▶ **WHAT YOU HAVE TO DO**
Without the images, write out all of the following entries exactly.

Records contained in a dataset
════════════════════
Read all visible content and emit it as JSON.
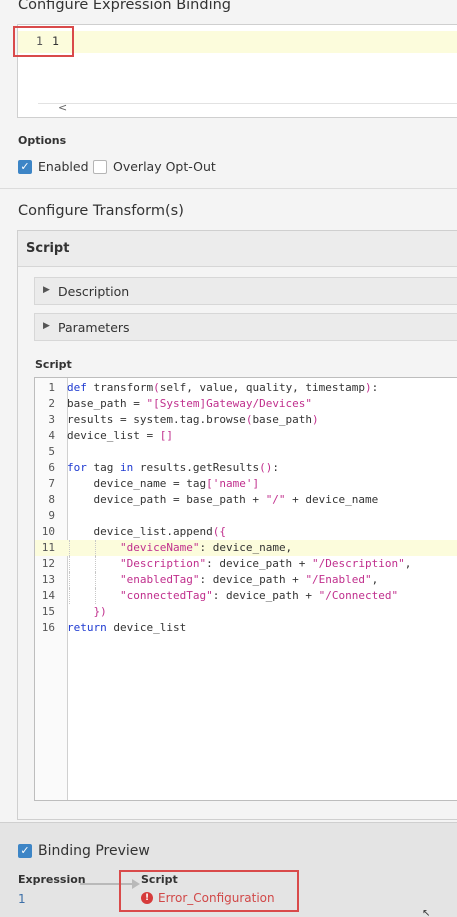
{
  "expression_binding": {
    "title": "Configure Expression Binding",
    "line_number": "1",
    "value": "1",
    "scroll_left_glyph": "<"
  },
  "options": {
    "label": "Options",
    "enabled_label": "Enabled",
    "enabled_checked": true,
    "overlay_label": "Overlay Opt-Out",
    "overlay_checked": false
  },
  "transforms": {
    "title": "Configure Transform(s)",
    "panel_title": "Script",
    "description_label": "Description",
    "parameters_label": "Parameters",
    "script_label": "Script"
  },
  "code_lines": [
    "def transform(self, value, quality, timestamp):",
    "base_path = \"[System]Gateway/Devices\"",
    "results = system.tag.browse(base_path)",
    "device_list = []",
    "",
    "for tag in results.getResults():",
    "    device_name = tag['name']",
    "    device_path = base_path + \"/\" + device_name",
    "",
    "    device_list.append({",
    "        \"deviceName\": device_name,",
    "        \"Description\": device_path + \"/Description\",",
    "        \"enabledTag\": device_path + \"/Enabled\",",
    "        \"connectedTag\": device_path + \"/Connected\"",
    "    })",
    "return device_list"
  ],
  "highlighted_line": 11,
  "binding_preview": {
    "label": "Binding Preview",
    "checked": true,
    "expression_label": "Expression",
    "expression_value": "1",
    "script_label": "Script",
    "error_text": "Error_Configuration"
  },
  "colors": {
    "accent": "#3d85c6",
    "keyword": "#1f3bd1",
    "string": "#c02f8d",
    "error": "#d14848",
    "highlight_box": "#d94a4a"
  }
}
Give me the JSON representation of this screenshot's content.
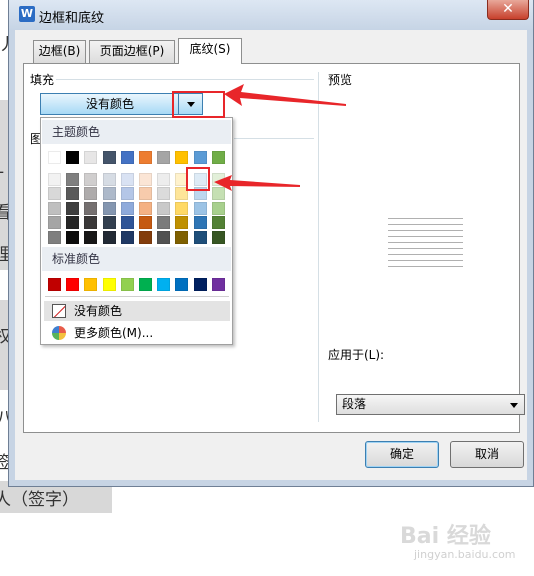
{
  "window": {
    "title": "边框和底纹",
    "close_glyph": "✕",
    "app_icon_letter": "W"
  },
  "tabs": [
    {
      "label": "边框(B)",
      "active": false
    },
    {
      "label": "页面边框(P)",
      "active": false
    },
    {
      "label": "底纹(S)",
      "active": true
    }
  ],
  "fill": {
    "section_label": "填充",
    "selected_value": "没有颜色"
  },
  "pattern": {
    "section_label_partial": "图"
  },
  "preview": {
    "label": "预览"
  },
  "apply_to": {
    "label": "应用于(L):",
    "value": "段落"
  },
  "buttons": {
    "ok": "确定",
    "cancel": "取消"
  },
  "color_popup": {
    "theme_header": "主题颜色",
    "standard_header": "标准颜色",
    "no_color": "没有颜色",
    "more_colors": "更多颜色(M)...",
    "theme_colors": [
      [
        "#ffffff",
        "#000000",
        "#e7e6e6",
        "#44546a",
        "#4472c4",
        "#ed7d31",
        "#a5a5a5",
        "#ffc000",
        "#5b9bd5",
        "#70ad47"
      ],
      [
        "#f2f2f2",
        "#7f7f7f",
        "#d0cece",
        "#d6dce4",
        "#d9e2f3",
        "#fbe5d5",
        "#ededed",
        "#fff2cc",
        "#deebf6",
        "#e2efd9"
      ],
      [
        "#d8d8d8",
        "#595959",
        "#aeabab",
        "#adb9ca",
        "#b4c6e7",
        "#f7cbac",
        "#dbdbdb",
        "#fee599",
        "#bdd7ee",
        "#c5e0b3"
      ],
      [
        "#bfbfbf",
        "#3f3f3f",
        "#757070",
        "#8496b0",
        "#8eaadb",
        "#f4b183",
        "#c9c9c9",
        "#ffd965",
        "#9cc3e5",
        "#a8d08d"
      ],
      [
        "#a5a5a5",
        "#262626",
        "#3a3838",
        "#323f4f",
        "#2f5496",
        "#c55a11",
        "#7b7b7b",
        "#bf9000",
        "#2e75b5",
        "#538135"
      ],
      [
        "#7f7f7f",
        "#0c0c0c",
        "#171616",
        "#222a35",
        "#1f3864",
        "#833c0b",
        "#525252",
        "#7f6000",
        "#1e4e79",
        "#375623"
      ]
    ],
    "standard_colors": [
      "#c00000",
      "#ff0000",
      "#ffc000",
      "#ffff00",
      "#92d050",
      "#00b050",
      "#00b0f0",
      "#0070c0",
      "#002060",
      "#7030a0"
    ]
  },
  "background": {
    "side_chars": [
      "丿",
      "-",
      "看",
      "理",
      "权",
      "八",
      "签"
    ],
    "bottom_text": "人（签字）"
  },
  "watermark": {
    "brand": "Bai 经验",
    "url": "jingyan.baidu.com"
  }
}
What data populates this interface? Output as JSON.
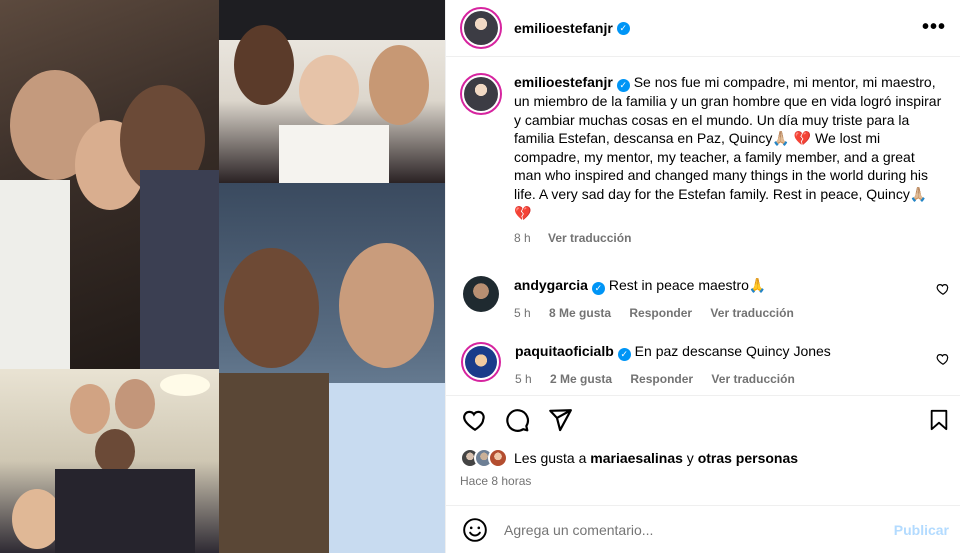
{
  "post": {
    "username": "emilioestefanjr",
    "more_icon": "more-horizontal-icon"
  },
  "caption": {
    "username": "emilioestefanjr",
    "text": " Se nos fue mi compadre, mi mentor, mi maestro, un miembro de la familia y un gran hombre que en vida logró inspirar y cambiar muchas cosas en el mundo. Un día muy triste para la familia Estefan, descansa en Paz, Quincy🙏🏼 💔  We lost mi compadre, my mentor, my teacher, a family member, and a great man who inspired and changed many things in the world during his life. A very sad day for the Estefan family. Rest in peace, Quincy🙏🏼 💔",
    "time": "8 h",
    "translate": "Ver traducción"
  },
  "comments": [
    {
      "username": "andygarcia",
      "text": " Rest in peace maestro🙏",
      "time": "5 h",
      "likes": "8 Me gusta",
      "reply": "Responder",
      "translate": "Ver traducción"
    },
    {
      "username": "paquitaoficialb",
      "text": " En paz descanse Quincy Jones",
      "time": "5 h",
      "likes": "2 Me gusta",
      "reply": "Responder",
      "translate": "Ver traducción"
    }
  ],
  "likes": {
    "prefix": "Les gusta a ",
    "user": "mariaesalinas",
    "middle": " y ",
    "others": "otras personas"
  },
  "timestamp": "Hace 8 horas",
  "composer": {
    "placeholder": "Agrega un comentario...",
    "post_label": "Publicar"
  },
  "colors": {
    "verified": "#0095f6",
    "ring": "#d6249f",
    "publish_disabled": "#b3dbff",
    "secondary_text": "#737373"
  }
}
════════════════════
▶ **SOLUTION**
Read all visible content and emit it as JSON.
{
  "expression_binding": {
    "title": "Configure Expression Binding",
    "line_number": "1",
    "value": "1",
    "scroll_left_glyph": "<"
  },
  "options": {
    "label": "Options",
    "enabled_label": "Enabled",
    "enabled_checked": true,
    "overlay_label": "Overlay Opt-Out",
    "overlay_checked": false
  },
  "transforms": {
    "title": "Configure Transform(s)",
    "panel_title": "Script",
    "description_label": "Description",
    "parameters_label": "Parameters",
    "script_label": "Script"
  },
  "code_lines": [
    "def transform(self, value, quality, timestamp):",
    "base_path = \"[System]Gateway/Devices\"",
    "results = system.tag.browse(base_path)",
    "device_list = []",
    "",
    "for tag in results.getResults():",
    "    device_name = tag['name']",
    "    device_path = base_path + \"/\" + device_name",
    "",
    "    device_list.append({",
    "        \"deviceName\": device_name,",
    "        \"Description\": device_path + \"/Description\",",
    "        \"enabledTag\": device_path + \"/Enabled\",",
    "        \"connectedTag\": device_path + \"/Connected\"",
    "    })",
    "return device_list"
  ],
  "highlighted_line": 11,
  "binding_preview": {
    "label": "Binding Preview",
    "checked": true,
    "expression_label": "Expression",
    "expression_value": "1",
    "script_label": "Script",
    "error_text": "Error_Configuration"
  },
  "colors": {
    "accent": "#3d85c6",
    "keyword": "#1f3bd1",
    "string": "#c02f8d",
    "error": "#d14848",
    "highlight_box": "#d94a4a"
  }
}
Give me the JSON representation of this screenshot's content.
{
  "window": {
    "title": "边框和底纹",
    "close_glyph": "✕",
    "app_icon_letter": "W"
  },
  "tabs": [
    {
      "label": "边框(B)",
      "active": false
    },
    {
      "label": "页面边框(P)",
      "active": false
    },
    {
      "label": "底纹(S)",
      "active": true
    }
  ],
  "fill": {
    "section_label": "填充",
    "selected_value": "没有颜色"
  },
  "pattern": {
    "section_label_partial": "图"
  },
  "preview": {
    "label": "预览"
  },
  "apply_to": {
    "label": "应用于(L):",
    "value": "段落"
  },
  "buttons": {
    "ok": "确定",
    "cancel": "取消"
  },
  "color_popup": {
    "theme_header": "主题颜色",
    "standard_header": "标准颜色",
    "no_color": "没有颜色",
    "more_colors": "更多颜色(M)...",
    "theme_colors": [
      [
        "#ffffff",
        "#000000",
        "#e7e6e6",
        "#44546a",
        "#4472c4",
        "#ed7d31",
        "#a5a5a5",
        "#ffc000",
        "#5b9bd5",
        "#70ad47"
      ],
      [
        "#f2f2f2",
        "#7f7f7f",
        "#d0cece",
        "#d6dce4",
        "#d9e2f3",
        "#fbe5d5",
        "#ededed",
        "#fff2cc",
        "#deebf6",
        "#e2efd9"
      ],
      [
        "#d8d8d8",
        "#595959",
        "#aeabab",
        "#adb9ca",
        "#b4c6e7",
        "#f7cbac",
        "#dbdbdb",
        "#fee599",
        "#bdd7ee",
        "#c5e0b3"
      ],
      [
        "#bfbfbf",
        "#3f3f3f",
        "#757070",
        "#8496b0",
        "#8eaadb",
        "#f4b183",
        "#c9c9c9",
        "#ffd965",
        "#9cc3e5",
        "#a8d08d"
      ],
      [
        "#a5a5a5",
        "#262626",
        "#3a3838",
        "#323f4f",
        "#2f5496",
        "#c55a11",
        "#7b7b7b",
        "#bf9000",
        "#2e75b5",
        "#538135"
      ],
      [
        "#7f7f7f",
        "#0c0c0c",
        "#171616",
        "#222a35",
        "#1f3864",
        "#833c0b",
        "#525252",
        "#7f6000",
        "#1e4e79",
        "#375623"
      ]
    ],
    "standard_colors": [
      "#c00000",
      "#ff0000",
      "#ffc000",
      "#ffff00",
      "#92d050",
      "#00b050",
      "#00b0f0",
      "#0070c0",
      "#002060",
      "#7030a0"
    ]
  },
  "background": {
    "side_chars": [
      "丿",
      "-",
      "看",
      "理",
      "权",
      "八",
      "签"
    ],
    "bottom_text": "人（签字）"
  },
  "watermark": {
    "brand": "Bai 经验",
    "url": "jingyan.baidu.com"
  }
}
What data populates this interface? Output as JSON.
{
  "post": {
    "username": "emilioestefanjr",
    "more_icon": "more-horizontal-icon"
  },
  "caption": {
    "username": "emilioestefanjr",
    "text": " Se nos fue mi compadre, mi mentor, mi maestro, un miembro de la familia y un gran hombre que en vida logró inspirar y cambiar muchas cosas en el mundo. Un día muy triste para la familia Estefan, descansa en Paz, Quincy🙏🏼 💔  We lost mi compadre, my mentor, my teacher, a family member, and a great man who inspired and changed many things in the world during his life. A very sad day for the Estefan family. Rest in peace, Quincy🙏🏼 💔",
    "time": "8 h",
    "translate": "Ver traducción"
  },
  "comments": [
    {
      "username": "andygarcia",
      "text": " Rest in peace maestro🙏",
      "time": "5 h",
      "likes": "8 Me gusta",
      "reply": "Responder",
      "translate": "Ver traducción"
    },
    {
      "username": "paquitaoficialb",
      "text": " En paz descanse Quincy Jones",
      "time": "5 h",
      "likes": "2 Me gusta",
      "reply": "Responder",
      "translate": "Ver traducción"
    }
  ],
  "likes": {
    "prefix": "Les gusta a ",
    "user": "mariaesalinas",
    "middle": " y ",
    "others": "otras personas"
  },
  "timestamp": "Hace 8 horas",
  "composer": {
    "placeholder": "Agrega un comentario...",
    "post_label": "Publicar"
  },
  "colors": {
    "verified": "#0095f6",
    "ring": "#d6249f",
    "publish_disabled": "#b3dbff",
    "secondary_text": "#737373"
  }
}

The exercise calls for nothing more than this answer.